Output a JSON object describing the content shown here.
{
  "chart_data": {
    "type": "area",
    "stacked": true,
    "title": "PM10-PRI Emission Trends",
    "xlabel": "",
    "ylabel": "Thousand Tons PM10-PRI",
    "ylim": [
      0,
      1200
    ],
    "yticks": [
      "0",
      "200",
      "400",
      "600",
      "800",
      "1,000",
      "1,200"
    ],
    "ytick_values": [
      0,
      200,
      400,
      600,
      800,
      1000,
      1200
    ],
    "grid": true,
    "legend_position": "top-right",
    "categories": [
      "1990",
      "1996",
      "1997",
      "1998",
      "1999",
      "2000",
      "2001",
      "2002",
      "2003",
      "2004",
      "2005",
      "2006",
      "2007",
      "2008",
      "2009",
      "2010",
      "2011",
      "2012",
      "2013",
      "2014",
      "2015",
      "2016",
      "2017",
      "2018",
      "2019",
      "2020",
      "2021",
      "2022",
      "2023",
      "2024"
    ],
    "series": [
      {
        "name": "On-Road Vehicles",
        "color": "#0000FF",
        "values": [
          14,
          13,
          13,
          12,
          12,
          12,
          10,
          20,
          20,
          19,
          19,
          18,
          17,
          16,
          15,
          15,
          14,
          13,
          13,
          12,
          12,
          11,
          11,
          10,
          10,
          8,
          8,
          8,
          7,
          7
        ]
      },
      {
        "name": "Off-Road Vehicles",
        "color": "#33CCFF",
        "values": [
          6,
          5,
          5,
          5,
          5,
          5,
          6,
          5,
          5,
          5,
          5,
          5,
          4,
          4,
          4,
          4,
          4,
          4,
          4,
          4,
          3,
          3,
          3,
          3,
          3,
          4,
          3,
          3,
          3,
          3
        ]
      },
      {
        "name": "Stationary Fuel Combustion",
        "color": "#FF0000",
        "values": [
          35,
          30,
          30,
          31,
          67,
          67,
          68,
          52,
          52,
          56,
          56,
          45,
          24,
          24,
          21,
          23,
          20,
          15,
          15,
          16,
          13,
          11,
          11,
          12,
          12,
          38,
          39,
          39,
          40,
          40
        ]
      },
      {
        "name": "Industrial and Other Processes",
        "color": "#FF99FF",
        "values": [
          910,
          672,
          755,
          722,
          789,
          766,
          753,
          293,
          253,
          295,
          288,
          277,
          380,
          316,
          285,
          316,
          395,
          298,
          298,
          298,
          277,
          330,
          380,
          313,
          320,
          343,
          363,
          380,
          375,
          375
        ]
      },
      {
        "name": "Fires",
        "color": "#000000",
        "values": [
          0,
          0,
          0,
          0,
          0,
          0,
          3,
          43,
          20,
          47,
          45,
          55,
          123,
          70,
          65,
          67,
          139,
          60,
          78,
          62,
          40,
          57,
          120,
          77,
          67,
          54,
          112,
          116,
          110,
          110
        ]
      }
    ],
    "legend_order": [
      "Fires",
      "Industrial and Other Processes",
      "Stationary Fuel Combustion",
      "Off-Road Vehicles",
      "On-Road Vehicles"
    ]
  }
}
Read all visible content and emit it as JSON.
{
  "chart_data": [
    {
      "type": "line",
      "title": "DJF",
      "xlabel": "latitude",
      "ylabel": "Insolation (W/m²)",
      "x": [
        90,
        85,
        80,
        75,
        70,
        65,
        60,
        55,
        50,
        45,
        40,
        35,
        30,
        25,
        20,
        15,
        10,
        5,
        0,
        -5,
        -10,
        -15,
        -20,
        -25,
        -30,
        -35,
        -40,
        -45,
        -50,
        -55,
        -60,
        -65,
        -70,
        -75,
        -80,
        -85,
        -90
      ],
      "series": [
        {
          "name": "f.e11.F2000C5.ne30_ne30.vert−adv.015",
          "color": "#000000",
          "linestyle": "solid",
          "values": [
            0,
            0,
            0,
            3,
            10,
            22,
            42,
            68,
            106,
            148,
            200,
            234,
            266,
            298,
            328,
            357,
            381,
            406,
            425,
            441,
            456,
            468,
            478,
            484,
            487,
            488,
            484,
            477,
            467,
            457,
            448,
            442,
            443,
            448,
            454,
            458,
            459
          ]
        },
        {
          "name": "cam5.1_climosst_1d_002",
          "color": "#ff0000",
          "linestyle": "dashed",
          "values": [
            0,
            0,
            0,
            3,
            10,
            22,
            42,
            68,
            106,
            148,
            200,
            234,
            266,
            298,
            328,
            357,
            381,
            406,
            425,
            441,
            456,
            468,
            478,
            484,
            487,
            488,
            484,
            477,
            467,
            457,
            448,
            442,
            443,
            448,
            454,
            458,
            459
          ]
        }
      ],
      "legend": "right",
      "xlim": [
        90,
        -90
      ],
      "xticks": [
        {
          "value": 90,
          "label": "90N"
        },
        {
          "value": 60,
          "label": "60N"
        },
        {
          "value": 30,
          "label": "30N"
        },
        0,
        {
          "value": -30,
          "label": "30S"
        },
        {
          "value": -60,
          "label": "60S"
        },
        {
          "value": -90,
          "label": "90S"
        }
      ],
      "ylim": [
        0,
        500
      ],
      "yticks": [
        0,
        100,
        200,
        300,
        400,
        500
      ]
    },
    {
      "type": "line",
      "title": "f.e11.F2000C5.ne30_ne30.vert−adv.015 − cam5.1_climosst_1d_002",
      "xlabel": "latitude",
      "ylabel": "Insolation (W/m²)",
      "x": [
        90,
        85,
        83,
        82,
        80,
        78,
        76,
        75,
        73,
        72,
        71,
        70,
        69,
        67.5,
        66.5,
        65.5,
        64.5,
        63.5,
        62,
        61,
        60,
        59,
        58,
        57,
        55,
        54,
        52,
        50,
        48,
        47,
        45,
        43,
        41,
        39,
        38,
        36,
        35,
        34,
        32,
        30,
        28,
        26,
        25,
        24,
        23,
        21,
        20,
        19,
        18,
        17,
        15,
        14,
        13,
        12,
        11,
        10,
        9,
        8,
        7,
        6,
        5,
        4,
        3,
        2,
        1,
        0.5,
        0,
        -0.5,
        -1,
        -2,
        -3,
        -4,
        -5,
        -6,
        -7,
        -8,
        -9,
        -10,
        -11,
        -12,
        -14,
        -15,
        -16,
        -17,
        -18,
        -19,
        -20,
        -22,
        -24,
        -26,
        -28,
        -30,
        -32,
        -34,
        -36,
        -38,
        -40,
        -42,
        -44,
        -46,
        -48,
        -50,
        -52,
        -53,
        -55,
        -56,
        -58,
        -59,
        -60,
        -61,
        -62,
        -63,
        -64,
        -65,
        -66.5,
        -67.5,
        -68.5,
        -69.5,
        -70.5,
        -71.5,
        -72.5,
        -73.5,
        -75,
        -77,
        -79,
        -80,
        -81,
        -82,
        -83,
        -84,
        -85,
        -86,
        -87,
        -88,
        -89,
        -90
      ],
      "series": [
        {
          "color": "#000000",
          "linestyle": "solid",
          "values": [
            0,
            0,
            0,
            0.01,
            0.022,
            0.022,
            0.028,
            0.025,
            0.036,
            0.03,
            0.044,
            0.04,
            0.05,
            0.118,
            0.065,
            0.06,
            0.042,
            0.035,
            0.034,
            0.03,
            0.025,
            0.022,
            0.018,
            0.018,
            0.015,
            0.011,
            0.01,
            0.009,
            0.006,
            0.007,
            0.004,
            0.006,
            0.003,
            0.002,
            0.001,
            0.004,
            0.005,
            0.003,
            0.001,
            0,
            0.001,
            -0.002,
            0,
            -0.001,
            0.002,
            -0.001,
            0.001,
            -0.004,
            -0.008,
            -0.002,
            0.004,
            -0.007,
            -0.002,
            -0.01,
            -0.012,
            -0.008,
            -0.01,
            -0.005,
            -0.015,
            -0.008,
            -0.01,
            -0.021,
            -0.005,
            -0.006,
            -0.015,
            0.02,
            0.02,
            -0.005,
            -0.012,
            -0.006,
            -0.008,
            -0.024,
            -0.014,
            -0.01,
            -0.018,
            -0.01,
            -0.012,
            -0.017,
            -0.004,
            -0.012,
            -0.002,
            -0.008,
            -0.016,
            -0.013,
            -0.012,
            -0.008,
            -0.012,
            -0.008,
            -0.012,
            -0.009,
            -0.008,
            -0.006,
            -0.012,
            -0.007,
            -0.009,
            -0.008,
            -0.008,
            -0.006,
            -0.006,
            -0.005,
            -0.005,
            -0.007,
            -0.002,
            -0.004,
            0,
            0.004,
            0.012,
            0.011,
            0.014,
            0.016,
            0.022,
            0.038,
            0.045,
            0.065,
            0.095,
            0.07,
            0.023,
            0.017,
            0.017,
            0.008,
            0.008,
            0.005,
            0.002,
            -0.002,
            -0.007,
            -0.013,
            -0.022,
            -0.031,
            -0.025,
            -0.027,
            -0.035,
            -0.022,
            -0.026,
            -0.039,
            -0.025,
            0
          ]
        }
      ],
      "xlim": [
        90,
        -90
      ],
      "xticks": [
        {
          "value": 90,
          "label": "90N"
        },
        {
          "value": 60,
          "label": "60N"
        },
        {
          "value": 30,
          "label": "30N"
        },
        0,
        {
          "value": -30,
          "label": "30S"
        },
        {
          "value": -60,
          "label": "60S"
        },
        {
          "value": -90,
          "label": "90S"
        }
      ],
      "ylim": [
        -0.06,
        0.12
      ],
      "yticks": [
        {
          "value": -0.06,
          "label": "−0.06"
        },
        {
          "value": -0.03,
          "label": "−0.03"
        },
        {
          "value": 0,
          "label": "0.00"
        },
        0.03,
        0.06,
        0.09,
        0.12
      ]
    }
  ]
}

* * * * * * *

Task objective ▸ Scan the records above for the string "content", then select every line that holds it.

Result of the exercise ▸
Output a JSON object describing the content shown here.
Read all visible content and emit it as JSON.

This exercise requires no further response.